● What is required: Copy the passage on detecting foreign contaminants in food processing word for word, from "Foreign contaminants in" to "on supermarket shelves.".

● Text passage:
· · · ·
Foreign contaminants in food products can be dangerous for consumers and can lead to costly product recalls for food manufacturers. Using magnetic separators, metal detectors, and X-ray inspection systems to detect and remove foreign materials from the process stream is critical to ensure that contaminated products do not end up on supermarket shelves.
To understand how detection and separation systems operate and their application in powder and bulk solids foods processes, Processing reached out to experts from three leading suppliers of these types of devices and systems: Industrial Magnetics, Inc. (IMI), a provider of permanent magnets and electromagnets based in Boyne, Michigan; Eriez, a Pennsylvania-based supplier of magnetic separation, metal detection, and material handling equipment; and Fortress Technology, a provider of metal detectors, X-ray systems, and checkweighers headquartered in Toronto, Ontario.
According to Craig Lorei, global market manager — Light Industry at Eriez, the types and sources of foreign materials that can infiltrate bulk solid food processes vary significantly depending on the specific product being handled or produced. “Among the most prevalent types are metals, plastics, and wood,” Lorei says, “And they come from various sources, including incoming raw ingredients, machinery within the manufacturing plant, or even items inadvertently misplaced or introduced by personnel working in the facilities.”
· · · ·
● Data lines:

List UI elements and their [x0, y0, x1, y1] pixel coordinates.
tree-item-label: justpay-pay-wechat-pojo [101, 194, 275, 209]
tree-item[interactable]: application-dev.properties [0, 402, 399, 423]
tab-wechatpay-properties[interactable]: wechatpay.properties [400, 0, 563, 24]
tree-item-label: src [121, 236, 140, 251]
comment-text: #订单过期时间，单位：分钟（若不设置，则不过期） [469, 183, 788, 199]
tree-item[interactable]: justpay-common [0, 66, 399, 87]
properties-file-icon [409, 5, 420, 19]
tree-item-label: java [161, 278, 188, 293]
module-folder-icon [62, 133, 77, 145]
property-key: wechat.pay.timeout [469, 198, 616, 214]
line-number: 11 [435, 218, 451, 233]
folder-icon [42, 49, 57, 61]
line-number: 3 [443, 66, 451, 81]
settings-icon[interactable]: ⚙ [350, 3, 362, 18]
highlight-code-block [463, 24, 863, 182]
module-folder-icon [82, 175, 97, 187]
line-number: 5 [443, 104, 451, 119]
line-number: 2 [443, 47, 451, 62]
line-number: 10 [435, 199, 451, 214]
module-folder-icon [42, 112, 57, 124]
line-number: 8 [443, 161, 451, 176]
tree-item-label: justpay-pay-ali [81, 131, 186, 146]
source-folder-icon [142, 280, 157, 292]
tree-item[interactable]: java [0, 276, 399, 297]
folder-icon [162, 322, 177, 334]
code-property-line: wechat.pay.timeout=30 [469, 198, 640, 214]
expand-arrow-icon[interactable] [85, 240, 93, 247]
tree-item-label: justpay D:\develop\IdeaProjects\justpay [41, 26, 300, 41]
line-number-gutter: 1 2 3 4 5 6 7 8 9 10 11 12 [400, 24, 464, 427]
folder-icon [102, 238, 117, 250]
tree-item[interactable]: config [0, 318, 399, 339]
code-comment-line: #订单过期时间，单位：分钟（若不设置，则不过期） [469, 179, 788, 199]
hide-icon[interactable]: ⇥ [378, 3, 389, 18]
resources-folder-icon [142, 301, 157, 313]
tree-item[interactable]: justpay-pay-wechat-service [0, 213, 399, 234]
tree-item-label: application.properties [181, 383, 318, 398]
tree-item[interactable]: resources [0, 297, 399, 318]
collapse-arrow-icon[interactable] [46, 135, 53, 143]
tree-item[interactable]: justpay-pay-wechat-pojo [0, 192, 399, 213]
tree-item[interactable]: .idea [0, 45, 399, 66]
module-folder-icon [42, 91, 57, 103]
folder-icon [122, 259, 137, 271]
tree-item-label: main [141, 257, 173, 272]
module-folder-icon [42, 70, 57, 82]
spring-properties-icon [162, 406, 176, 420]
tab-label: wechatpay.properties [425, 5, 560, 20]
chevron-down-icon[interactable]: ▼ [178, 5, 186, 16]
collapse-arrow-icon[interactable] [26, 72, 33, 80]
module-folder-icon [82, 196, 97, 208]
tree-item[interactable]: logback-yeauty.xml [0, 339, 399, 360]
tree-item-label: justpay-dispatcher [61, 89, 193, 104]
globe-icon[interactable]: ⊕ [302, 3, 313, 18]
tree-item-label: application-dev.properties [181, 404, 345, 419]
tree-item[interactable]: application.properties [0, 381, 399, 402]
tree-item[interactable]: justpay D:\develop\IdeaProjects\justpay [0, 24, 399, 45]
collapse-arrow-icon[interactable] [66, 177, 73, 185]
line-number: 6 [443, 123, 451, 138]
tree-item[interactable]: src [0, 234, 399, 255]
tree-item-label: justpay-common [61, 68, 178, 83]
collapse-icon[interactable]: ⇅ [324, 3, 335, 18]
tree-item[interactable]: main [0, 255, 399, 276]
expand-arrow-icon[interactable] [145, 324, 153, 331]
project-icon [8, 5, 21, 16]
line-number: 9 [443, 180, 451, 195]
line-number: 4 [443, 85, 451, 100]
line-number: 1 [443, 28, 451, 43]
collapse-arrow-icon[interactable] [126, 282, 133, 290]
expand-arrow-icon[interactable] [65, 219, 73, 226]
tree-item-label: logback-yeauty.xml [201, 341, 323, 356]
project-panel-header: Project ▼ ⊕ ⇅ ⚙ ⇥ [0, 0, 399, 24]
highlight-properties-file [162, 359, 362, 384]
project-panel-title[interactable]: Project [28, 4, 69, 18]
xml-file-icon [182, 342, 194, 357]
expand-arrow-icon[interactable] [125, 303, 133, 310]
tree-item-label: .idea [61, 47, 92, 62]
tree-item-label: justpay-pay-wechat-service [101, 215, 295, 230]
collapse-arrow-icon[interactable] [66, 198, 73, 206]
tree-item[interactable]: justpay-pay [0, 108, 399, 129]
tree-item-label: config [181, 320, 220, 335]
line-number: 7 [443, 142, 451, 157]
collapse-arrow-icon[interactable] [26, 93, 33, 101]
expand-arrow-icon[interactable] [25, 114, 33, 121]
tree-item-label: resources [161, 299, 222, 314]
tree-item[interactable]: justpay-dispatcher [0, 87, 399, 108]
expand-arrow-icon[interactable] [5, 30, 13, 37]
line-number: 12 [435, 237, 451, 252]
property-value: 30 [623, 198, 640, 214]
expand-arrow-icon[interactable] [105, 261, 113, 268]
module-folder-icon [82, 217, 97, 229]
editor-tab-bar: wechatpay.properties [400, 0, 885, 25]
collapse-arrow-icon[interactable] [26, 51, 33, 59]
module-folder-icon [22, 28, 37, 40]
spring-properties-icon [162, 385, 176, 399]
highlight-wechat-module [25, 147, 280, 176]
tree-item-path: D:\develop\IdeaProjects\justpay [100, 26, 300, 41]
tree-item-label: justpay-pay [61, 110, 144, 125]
· · · ·
● Written solution:
Foreign contaminants in food products can be dangerous for consumers and can lead to costly product recalls for food manufacturers. Using magnetic separators, metal detectors, and X-ray inspection systems to detect and remove foreign materials from the process stream is critical to ensure that contaminated products do not end up on supermarket shelves.